> _Challenge_
Without the pictures, return each record as it appears.

-- BEGIN Supplied material --

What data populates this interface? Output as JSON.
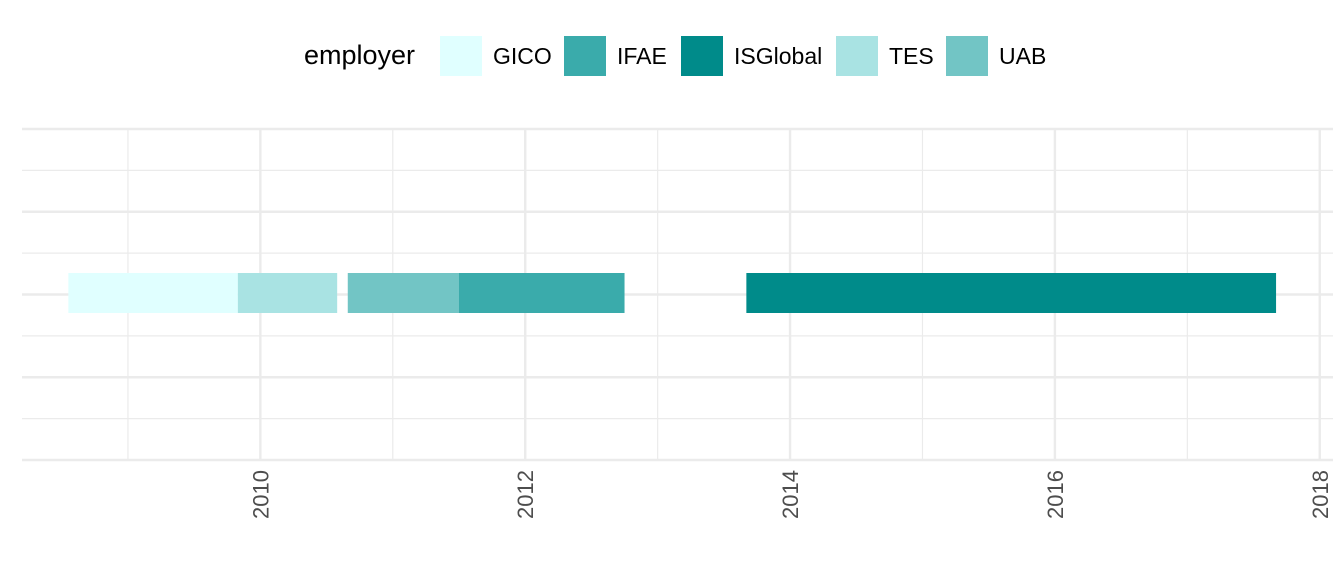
{
  "chart_data": {
    "type": "bar",
    "orientation": "horizontal-timeline",
    "title": "",
    "xlabel": "",
    "ylabel": "",
    "legend": {
      "title": "employer",
      "placement": "top"
    },
    "series": [
      {
        "name": "GICO",
        "color": "#E0FFFF"
      },
      {
        "name": "IFAE",
        "color": "#3AABAB"
      },
      {
        "name": "ISGlobal",
        "color": "#008B8A"
      },
      {
        "name": "TES",
        "color": "#A9E3E3"
      },
      {
        "name": "UAB",
        "color": "#72C5C5"
      }
    ],
    "segments": [
      {
        "employer": "GICO",
        "start": 2008.55,
        "end": 2009.83
      },
      {
        "employer": "TES",
        "start": 2009.83,
        "end": 2010.58
      },
      {
        "employer": "UAB",
        "start": 2010.66,
        "end": 2011.5
      },
      {
        "employer": "IFAE",
        "start": 2011.5,
        "end": 2012.75
      },
      {
        "employer": "ISGlobal",
        "start": 2013.67,
        "end": 2017.67
      }
    ],
    "x_ticks": [
      "2010",
      "2012",
      "2014",
      "2016",
      "2018"
    ],
    "x_tick_values": [
      2010,
      2012,
      2014,
      2016,
      2018
    ],
    "xlim": [
      2008.2,
      2018.1
    ],
    "grid": true
  }
}
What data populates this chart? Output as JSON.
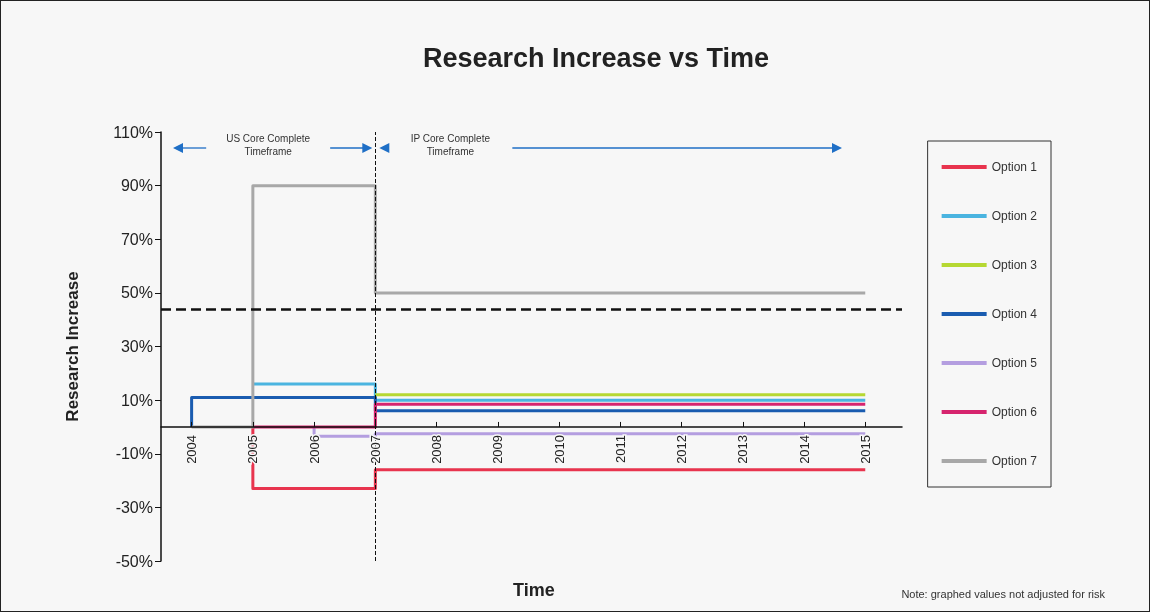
{
  "chart_data": {
    "type": "step",
    "title": "Research Increase vs Time",
    "ylabel": "Research Increase",
    "xlim": [
      2003.5,
      2015.6
    ],
    "xticks": [
      {
        "value": 2004,
        "label": "2004"
      },
      {
        "value": 2005,
        "label": "2005"
      },
      {
        "value": 2006,
        "label": "2006"
      },
      {
        "value": 2007,
        "label": "2007"
      },
      {
        "value": 2008,
        "label": "2008"
      },
      {
        "value": 2009,
        "label": "2009"
      },
      {
        "value": 2010,
        "label": "2010"
      },
      {
        "value": 2011,
        "label": "2011"
      },
      {
        "value": 2012,
        "label": "2012"
      },
      {
        "value": 2013,
        "label": "2013"
      },
      {
        "value": 2014,
        "label": "2014"
      },
      {
        "value": 2015,
        "label": "2015"
      }
    ],
    "ylim": [
      -50,
      110
    ],
    "yticks": [
      {
        "value": -50,
        "label": "-50%"
      },
      {
        "value": -30,
        "label": "-30%"
      },
      {
        "value": -10,
        "label": "-10%"
      },
      {
        "value": 10,
        "label": "10%"
      },
      {
        "value": 30,
        "label": "30%"
      },
      {
        "value": 50,
        "label": "50%"
      },
      {
        "value": 70,
        "label": "70%"
      },
      {
        "value": 90,
        "label": "90%"
      },
      {
        "value": 110,
        "label": "110%"
      }
    ],
    "series": [
      {
        "name": "Option 1",
        "color": "#e8344e",
        "x": [
          2005,
          2005,
          2007,
          2015
        ],
        "values": [
          0,
          -23,
          -16,
          -16
        ]
      },
      {
        "name": "Option 2",
        "color": "#4ab4e0",
        "x": [
          2005,
          2007,
          2015
        ],
        "values": [
          16,
          10,
          10
        ]
      },
      {
        "name": "Option 3",
        "color": "#b6d832",
        "x": [
          2007,
          2015
        ],
        "values": [
          12,
          12
        ]
      },
      {
        "name": "Option 4",
        "color": "#1a5cb0",
        "x": [
          2004,
          2004,
          2007,
          2015
        ],
        "values": [
          0,
          11,
          6,
          6
        ]
      },
      {
        "name": "Option 5",
        "color": "#b49ee0",
        "x": [
          2006,
          2006,
          2007,
          2015
        ],
        "values": [
          0,
          -3.5,
          -2.5,
          -2.5
        ]
      },
      {
        "name": "Option 6",
        "color": "#d6246e",
        "x": [
          2005,
          2007,
          2015
        ],
        "values": [
          0,
          8.5,
          8.5
        ]
      },
      {
        "name": "Option 7",
        "color": "#a8a8a8",
        "x": [
          2004,
          2005,
          2007,
          2015
        ],
        "values": [
          0,
          90,
          50,
          50
        ]
      }
    ],
    "ref_lines": [
      {
        "axis": "y",
        "value": 44,
        "color": "#111111",
        "line_style": "dashed"
      },
      {
        "axis": "x",
        "value": 2007,
        "color": "#111111",
        "line_style": "dashed"
      }
    ],
    "annotations": [
      "US Core Complete\nTimeframe",
      "IP Core Complete\nTimeframe",
      "Time",
      "Note: graphed values not adjusted for risk"
    ],
    "legend": "right",
    "grid": false,
    "marker": "none",
    "line_style": "solid"
  }
}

-- END Supplied material --

> _Reply to the task_
What data populates this interface? Output as JSON.
{
  "chart_data": {
    "type": "bar",
    "orientation": "horizontal-timeline",
    "title": "",
    "xlabel": "",
    "ylabel": "",
    "legend": {
      "title": "employer",
      "placement": "top"
    },
    "series": [
      {
        "name": "GICO",
        "color": "#E0FFFF"
      },
      {
        "name": "IFAE",
        "color": "#3AABAB"
      },
      {
        "name": "ISGlobal",
        "color": "#008B8A"
      },
      {
        "name": "TES",
        "color": "#A9E3E3"
      },
      {
        "name": "UAB",
        "color": "#72C5C5"
      }
    ],
    "segments": [
      {
        "employer": "GICO",
        "start": 2008.55,
        "end": 2009.83
      },
      {
        "employer": "TES",
        "start": 2009.83,
        "end": 2010.58
      },
      {
        "employer": "UAB",
        "start": 2010.66,
        "end": 2011.5
      },
      {
        "employer": "IFAE",
        "start": 2011.5,
        "end": 2012.75
      },
      {
        "employer": "ISGlobal",
        "start": 2013.67,
        "end": 2017.67
      }
    ],
    "x_ticks": [
      "2010",
      "2012",
      "2014",
      "2016",
      "2018"
    ],
    "x_tick_values": [
      2010,
      2012,
      2014,
      2016,
      2018
    ],
    "xlim": [
      2008.2,
      2018.1
    ],
    "grid": true
  }
}
What data populates this chart? Output as JSON.
{
  "chart_data": {
    "type": "step",
    "title": "Research Increase vs Time",
    "ylabel": "Research Increase",
    "xlim": [
      2003.5,
      2015.6
    ],
    "xticks": [
      {
        "value": 2004,
        "label": "2004"
      },
      {
        "value": 2005,
        "label": "2005"
      },
      {
        "value": 2006,
        "label": "2006"
      },
      {
        "value": 2007,
        "label": "2007"
      },
      {
        "value": 2008,
        "label": "2008"
      },
      {
        "value": 2009,
        "label": "2009"
      },
      {
        "value": 2010,
        "label": "2010"
      },
      {
        "value": 2011,
        "label": "2011"
      },
      {
        "value": 2012,
        "label": "2012"
      },
      {
        "value": 2013,
        "label": "2013"
      },
      {
        "value": 2014,
        "label": "2014"
      },
      {
        "value": 2015,
        "label": "2015"
      }
    ],
    "ylim": [
      -50,
      110
    ],
    "yticks": [
      {
        "value": -50,
        "label": "-50%"
      },
      {
        "value": -30,
        "label": "-30%"
      },
      {
        "value": -10,
        "label": "-10%"
      },
      {
        "value": 10,
        "label": "10%"
      },
      {
        "value": 30,
        "label": "30%"
      },
      {
        "value": 50,
        "label": "50%"
      },
      {
        "value": 70,
        "label": "70%"
      },
      {
        "value": 90,
        "label": "90%"
      },
      {
        "value": 110,
        "label": "110%"
      }
    ],
    "series": [
      {
        "name": "Option 1",
        "color": "#e8344e",
        "x": [
          2005,
          2005,
          2007,
          2015
        ],
        "values": [
          0,
          -23,
          -16,
          -16
        ]
      },
      {
        "name": "Option 2",
        "color": "#4ab4e0",
        "x": [
          2005,
          2007,
          2015
        ],
        "values": [
          16,
          10,
          10
        ]
      },
      {
        "name": "Option 3",
        "color": "#b6d832",
        "x": [
          2007,
          2015
        ],
        "values": [
          12,
          12
        ]
      },
      {
        "name": "Option 4",
        "color": "#1a5cb0",
        "x": [
          2004,
          2004,
          2007,
          2015
        ],
        "values": [
          0,
          11,
          6,
          6
        ]
      },
      {
        "name": "Option 5",
        "color": "#b49ee0",
        "x": [
          2006,
          2006,
          2007,
          2015
        ],
        "values": [
          0,
          -3.5,
          -2.5,
          -2.5
        ]
      },
      {
        "name": "Option 6",
        "color": "#d6246e",
        "x": [
          2005,
          2007,
          2015
        ],
        "values": [
          0,
          8.5,
          8.5
        ]
      },
      {
        "name": "Option 7",
        "color": "#a8a8a8",
        "x": [
          2004,
          2005,
          2007,
          2015
        ],
        "values": [
          0,
          90,
          50,
          50
        ]
      }
    ],
    "ref_lines": [
      {
        "axis": "y",
        "value": 44,
        "color": "#111111",
        "line_style": "dashed"
      },
      {
        "axis": "x",
        "value": 2007,
        "color": "#111111",
        "line_style": "dashed"
      }
    ],
    "annotations": [
      "US Core Complete\nTimeframe",
      "IP Core Complete\nTimeframe",
      "Time",
      "Note: graphed values not adjusted for risk"
    ],
    "legend": "right",
    "grid": false,
    "marker": "none",
    "line_style": "solid"
  }
}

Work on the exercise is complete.